Using the data below, repeat all of it precisely.

*-*-*

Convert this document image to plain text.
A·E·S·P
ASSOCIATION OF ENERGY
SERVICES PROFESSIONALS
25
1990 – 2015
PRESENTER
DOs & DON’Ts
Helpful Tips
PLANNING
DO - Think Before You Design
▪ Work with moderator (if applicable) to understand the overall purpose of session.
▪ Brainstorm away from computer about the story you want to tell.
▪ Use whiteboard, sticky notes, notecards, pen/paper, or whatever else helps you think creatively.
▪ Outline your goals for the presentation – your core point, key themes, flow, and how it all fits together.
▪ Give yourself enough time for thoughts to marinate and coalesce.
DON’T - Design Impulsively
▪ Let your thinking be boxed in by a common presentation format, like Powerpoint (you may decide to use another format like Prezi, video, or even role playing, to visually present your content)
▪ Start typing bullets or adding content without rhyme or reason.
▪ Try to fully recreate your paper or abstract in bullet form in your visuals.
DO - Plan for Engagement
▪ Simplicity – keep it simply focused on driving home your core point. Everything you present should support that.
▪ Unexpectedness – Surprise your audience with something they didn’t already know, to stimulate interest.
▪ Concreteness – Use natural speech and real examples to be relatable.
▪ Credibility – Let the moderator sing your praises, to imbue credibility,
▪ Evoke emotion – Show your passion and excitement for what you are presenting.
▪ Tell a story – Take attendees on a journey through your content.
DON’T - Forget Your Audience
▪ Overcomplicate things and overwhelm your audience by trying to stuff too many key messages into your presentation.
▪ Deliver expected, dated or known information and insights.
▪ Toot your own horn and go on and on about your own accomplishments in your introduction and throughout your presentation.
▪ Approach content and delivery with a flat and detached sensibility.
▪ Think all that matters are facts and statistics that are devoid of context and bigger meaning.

*-*-*

■ Solution ■
Convert this document image to plain text.
A·E·S·P
ASSOCIATION OF ENERGY
SERVICES PROFESSIONALS
25
1990 – 2015
PRESENTER
DOs & DON’Ts
Helpful Tips
PLANNING
DO - Think Before You Design
▪ Work with moderator (if applicable) to understand the overall purpose of session.
▪ Brainstorm away from computer about the story you want to tell.
▪ Use whiteboard, sticky notes, notecards, pen/paper, or whatever else helps you think creatively.
▪ Outline your goals for the presentation – your core point, key themes, flow, and how it all fits together.
▪ Give yourself enough time for thoughts to marinate and coalesce.
DON’T - Design Impulsively
▪ Let your thinking be boxed in by a common presentation format, like Powerpoint (you may decide to use another format like Prezi, video, or even role playing, to visually present your content)
▪ Start typing bullets or adding content without rhyme or reason.
▪ Try to fully recreate your paper or abstract in bullet form in your visuals.
DO - Plan for Engagement
▪ Simplicity – keep it simply focused on driving home your core point. Everything you present should support that.
▪ Unexpectedness – Surprise your audience with something they didn’t already know, to stimulate interest.
▪ Concreteness – Use natural speech and real examples to be relatable.
▪ Credibility – Let the moderator sing your praises, to imbue credibility,
▪ Evoke emotion – Show your passion and excitement for what you are presenting.
▪ Tell a story – Take attendees on a journey through your content.
DON’T - Forget Your Audience
▪ Overcomplicate things and overwhelm your audience by trying to stuff too many key messages into your presentation.
▪ Deliver expected, dated or known information and insights.
▪ Toot your own horn and go on and on about your own accomplishments in your introduction and throughout your presentation.
▪ Approach content and delivery with a flat and detached sensibility.
▪ Think all that matters are facts and statistics that are devoid of context and bigger meaning.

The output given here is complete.